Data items
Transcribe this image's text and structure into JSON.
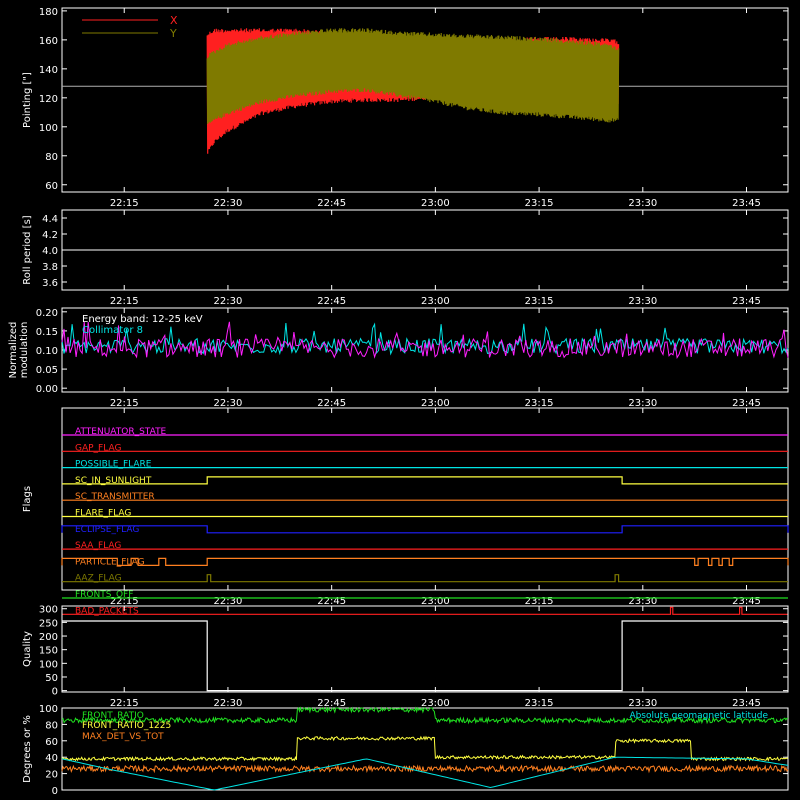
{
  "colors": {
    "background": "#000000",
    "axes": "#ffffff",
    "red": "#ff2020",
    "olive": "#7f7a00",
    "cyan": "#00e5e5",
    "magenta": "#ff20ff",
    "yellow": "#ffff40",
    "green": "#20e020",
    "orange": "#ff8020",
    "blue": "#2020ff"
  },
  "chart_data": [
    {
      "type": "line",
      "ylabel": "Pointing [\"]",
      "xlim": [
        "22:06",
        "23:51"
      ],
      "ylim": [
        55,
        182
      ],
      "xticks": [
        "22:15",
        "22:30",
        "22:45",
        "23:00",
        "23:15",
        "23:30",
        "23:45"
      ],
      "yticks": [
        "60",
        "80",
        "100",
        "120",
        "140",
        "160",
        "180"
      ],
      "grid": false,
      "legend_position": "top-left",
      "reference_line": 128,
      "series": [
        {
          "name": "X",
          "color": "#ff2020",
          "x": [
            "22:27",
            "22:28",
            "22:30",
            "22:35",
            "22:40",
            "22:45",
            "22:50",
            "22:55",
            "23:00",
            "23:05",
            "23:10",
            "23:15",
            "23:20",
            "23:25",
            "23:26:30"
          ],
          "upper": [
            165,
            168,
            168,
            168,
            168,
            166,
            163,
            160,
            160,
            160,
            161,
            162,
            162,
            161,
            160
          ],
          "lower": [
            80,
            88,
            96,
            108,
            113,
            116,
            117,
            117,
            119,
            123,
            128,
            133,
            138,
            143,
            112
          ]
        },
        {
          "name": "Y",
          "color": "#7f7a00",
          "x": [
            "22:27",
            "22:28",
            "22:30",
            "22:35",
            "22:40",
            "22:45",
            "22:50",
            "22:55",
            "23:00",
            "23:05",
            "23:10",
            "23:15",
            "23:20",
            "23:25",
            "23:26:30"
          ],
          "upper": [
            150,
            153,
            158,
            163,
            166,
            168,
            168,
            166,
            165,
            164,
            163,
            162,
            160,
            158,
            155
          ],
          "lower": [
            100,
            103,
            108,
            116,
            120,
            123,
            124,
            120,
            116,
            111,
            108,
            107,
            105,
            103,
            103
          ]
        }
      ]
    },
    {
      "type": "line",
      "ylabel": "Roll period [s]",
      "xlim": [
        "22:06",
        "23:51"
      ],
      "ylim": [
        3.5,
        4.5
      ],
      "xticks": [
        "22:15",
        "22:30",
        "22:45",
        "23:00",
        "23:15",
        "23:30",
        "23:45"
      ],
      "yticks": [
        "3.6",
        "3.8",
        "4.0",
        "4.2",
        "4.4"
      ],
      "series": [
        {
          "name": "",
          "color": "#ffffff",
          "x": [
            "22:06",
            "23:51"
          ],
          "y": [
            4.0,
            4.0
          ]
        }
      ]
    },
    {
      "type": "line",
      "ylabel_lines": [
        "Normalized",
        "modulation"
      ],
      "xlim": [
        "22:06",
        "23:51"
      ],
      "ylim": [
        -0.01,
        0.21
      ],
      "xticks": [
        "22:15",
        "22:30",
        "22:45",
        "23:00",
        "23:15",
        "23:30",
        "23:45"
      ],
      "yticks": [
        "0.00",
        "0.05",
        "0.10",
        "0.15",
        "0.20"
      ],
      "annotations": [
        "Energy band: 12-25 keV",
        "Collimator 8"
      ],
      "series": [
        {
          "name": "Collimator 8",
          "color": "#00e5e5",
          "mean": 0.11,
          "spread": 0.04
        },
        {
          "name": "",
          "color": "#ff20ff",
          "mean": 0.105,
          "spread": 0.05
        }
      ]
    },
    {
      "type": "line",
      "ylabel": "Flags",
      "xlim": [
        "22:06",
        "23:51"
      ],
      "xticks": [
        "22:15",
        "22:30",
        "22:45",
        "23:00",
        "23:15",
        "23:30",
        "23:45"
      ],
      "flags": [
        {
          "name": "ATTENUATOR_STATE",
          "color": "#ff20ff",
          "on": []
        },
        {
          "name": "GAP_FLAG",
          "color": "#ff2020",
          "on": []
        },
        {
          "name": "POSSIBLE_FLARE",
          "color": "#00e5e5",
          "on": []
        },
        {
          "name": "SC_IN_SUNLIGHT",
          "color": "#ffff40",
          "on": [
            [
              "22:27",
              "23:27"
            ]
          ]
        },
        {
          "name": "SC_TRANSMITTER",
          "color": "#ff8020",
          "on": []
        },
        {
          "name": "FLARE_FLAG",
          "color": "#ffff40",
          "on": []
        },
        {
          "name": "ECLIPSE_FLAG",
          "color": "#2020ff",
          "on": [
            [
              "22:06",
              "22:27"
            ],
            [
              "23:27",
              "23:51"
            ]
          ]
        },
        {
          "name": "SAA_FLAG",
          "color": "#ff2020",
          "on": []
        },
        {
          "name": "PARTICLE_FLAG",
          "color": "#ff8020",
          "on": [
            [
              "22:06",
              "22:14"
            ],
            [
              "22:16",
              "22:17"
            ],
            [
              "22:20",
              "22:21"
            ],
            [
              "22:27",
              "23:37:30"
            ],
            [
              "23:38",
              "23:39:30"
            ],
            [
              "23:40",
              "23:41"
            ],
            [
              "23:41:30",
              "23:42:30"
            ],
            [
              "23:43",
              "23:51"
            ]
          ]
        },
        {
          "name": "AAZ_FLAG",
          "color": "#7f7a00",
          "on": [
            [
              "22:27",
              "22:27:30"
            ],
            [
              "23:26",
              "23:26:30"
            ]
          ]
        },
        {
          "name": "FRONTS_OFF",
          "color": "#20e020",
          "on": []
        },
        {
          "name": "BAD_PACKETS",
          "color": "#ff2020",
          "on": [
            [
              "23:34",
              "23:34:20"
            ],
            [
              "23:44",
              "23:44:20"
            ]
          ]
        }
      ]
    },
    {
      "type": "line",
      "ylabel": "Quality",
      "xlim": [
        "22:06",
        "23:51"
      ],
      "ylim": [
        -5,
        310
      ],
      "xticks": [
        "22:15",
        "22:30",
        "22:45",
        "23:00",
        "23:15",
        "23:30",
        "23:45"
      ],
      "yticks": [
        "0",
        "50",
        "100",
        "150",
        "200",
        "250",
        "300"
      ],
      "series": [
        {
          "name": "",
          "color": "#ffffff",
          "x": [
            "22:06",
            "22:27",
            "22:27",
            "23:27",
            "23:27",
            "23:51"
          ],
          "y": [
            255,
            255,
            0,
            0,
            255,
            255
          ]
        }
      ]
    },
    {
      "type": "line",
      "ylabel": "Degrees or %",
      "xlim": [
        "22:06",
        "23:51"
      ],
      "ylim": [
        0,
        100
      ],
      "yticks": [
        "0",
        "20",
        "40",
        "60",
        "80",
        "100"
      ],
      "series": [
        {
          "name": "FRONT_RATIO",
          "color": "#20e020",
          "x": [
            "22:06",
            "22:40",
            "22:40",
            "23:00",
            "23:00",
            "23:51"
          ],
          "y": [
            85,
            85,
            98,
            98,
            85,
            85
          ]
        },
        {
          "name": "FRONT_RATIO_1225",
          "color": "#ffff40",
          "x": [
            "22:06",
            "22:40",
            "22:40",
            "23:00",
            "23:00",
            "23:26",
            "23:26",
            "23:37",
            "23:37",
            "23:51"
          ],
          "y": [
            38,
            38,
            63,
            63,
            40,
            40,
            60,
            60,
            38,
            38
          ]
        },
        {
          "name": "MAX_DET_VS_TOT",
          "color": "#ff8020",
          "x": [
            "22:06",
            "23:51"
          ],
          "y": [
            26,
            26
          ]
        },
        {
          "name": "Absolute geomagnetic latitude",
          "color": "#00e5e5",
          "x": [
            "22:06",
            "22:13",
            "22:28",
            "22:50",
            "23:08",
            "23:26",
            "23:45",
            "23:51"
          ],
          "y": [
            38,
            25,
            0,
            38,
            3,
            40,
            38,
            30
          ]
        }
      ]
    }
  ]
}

...

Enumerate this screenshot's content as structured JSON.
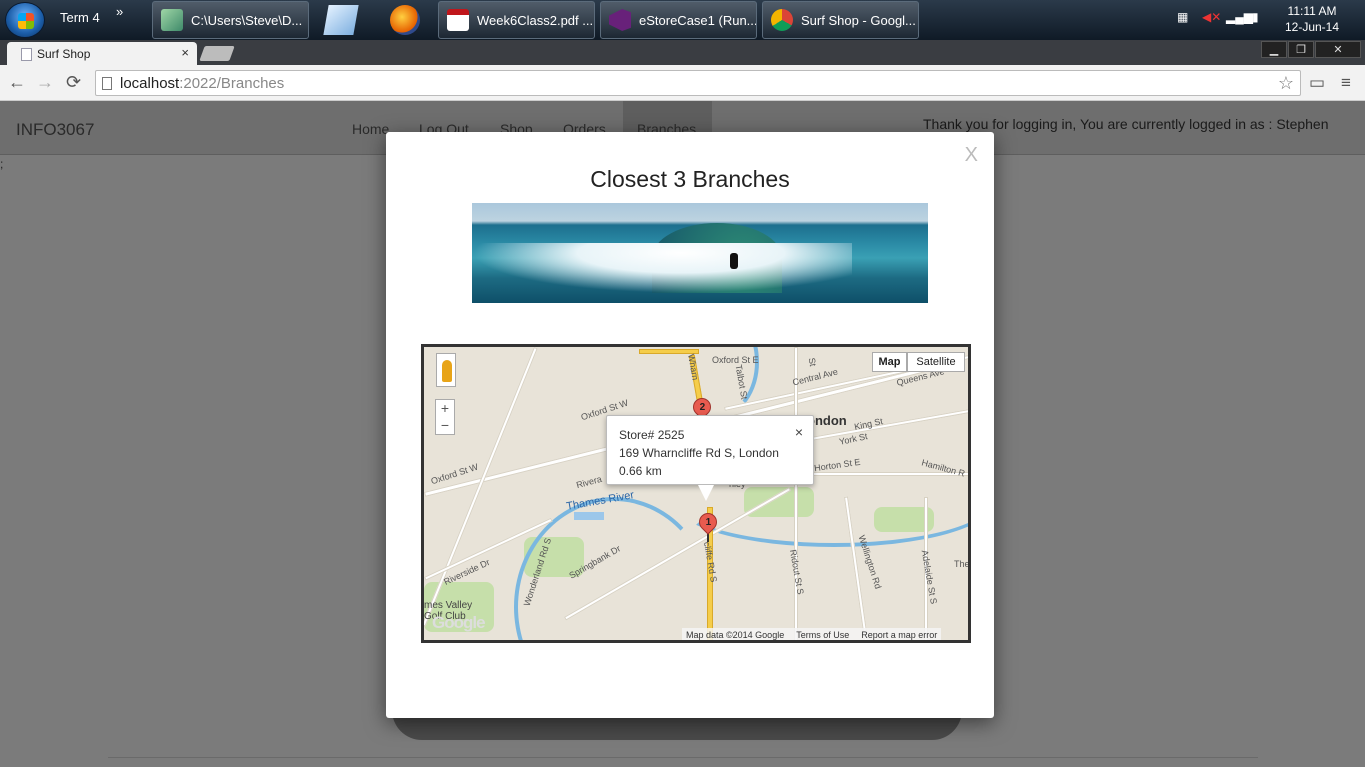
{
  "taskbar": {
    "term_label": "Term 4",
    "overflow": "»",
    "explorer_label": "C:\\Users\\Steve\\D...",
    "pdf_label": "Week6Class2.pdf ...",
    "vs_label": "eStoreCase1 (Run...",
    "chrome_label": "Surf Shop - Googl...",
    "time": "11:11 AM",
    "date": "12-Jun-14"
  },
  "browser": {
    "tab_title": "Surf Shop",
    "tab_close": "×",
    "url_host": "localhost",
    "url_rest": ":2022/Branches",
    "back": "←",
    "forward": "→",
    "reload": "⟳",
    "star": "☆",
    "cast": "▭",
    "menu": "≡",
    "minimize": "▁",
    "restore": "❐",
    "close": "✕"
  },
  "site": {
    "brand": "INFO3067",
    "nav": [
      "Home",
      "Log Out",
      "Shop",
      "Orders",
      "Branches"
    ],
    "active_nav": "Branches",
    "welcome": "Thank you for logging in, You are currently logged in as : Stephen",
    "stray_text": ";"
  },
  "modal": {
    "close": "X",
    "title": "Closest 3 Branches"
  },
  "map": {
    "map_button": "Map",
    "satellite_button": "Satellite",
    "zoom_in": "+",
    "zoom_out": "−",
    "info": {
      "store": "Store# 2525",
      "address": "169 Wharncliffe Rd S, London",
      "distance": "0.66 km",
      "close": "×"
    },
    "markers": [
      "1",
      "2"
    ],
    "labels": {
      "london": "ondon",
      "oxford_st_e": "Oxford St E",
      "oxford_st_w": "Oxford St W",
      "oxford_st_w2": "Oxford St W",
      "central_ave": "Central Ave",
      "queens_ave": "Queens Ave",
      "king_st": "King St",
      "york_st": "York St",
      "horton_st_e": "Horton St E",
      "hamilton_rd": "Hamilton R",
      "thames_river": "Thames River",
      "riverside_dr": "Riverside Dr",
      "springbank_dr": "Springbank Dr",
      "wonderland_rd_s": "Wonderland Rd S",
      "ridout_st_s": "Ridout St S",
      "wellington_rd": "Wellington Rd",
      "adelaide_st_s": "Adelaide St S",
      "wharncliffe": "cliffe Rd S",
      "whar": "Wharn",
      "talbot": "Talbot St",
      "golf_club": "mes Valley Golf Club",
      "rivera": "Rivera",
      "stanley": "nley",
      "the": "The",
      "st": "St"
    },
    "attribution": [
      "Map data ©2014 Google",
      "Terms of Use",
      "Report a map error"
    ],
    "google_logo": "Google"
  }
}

* * *

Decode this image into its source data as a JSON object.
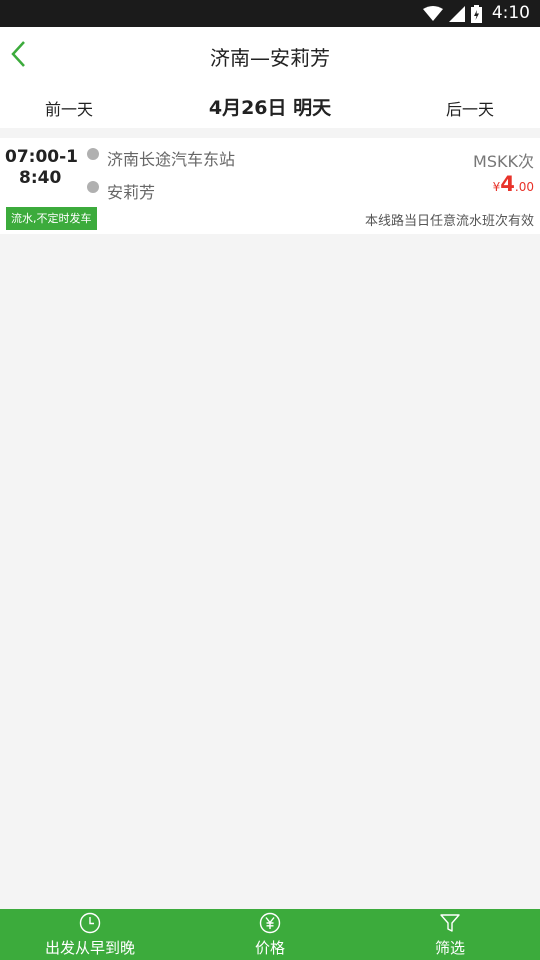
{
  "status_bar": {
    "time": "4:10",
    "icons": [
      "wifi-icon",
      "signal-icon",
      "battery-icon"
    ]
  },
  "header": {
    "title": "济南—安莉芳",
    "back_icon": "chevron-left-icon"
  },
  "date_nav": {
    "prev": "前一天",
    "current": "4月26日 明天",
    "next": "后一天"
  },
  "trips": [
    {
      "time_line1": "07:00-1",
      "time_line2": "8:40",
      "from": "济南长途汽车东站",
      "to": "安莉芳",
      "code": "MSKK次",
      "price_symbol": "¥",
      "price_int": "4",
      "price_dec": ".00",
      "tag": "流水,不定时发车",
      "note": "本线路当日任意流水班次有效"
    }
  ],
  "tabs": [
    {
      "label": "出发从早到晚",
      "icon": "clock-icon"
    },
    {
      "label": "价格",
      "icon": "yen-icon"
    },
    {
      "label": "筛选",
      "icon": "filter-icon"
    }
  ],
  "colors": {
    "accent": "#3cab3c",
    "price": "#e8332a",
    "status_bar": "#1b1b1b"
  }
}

#### [WHAT THIS TASK INVOLVES]
Search the listing for the word "Branches" and return each line that holds it.

#### [SOLUTION BELOW]
    "url_rest": ":2022/Branches",
      "Branches"
    "active_nav": "Branches",
    "title": "Closest 3 Branches"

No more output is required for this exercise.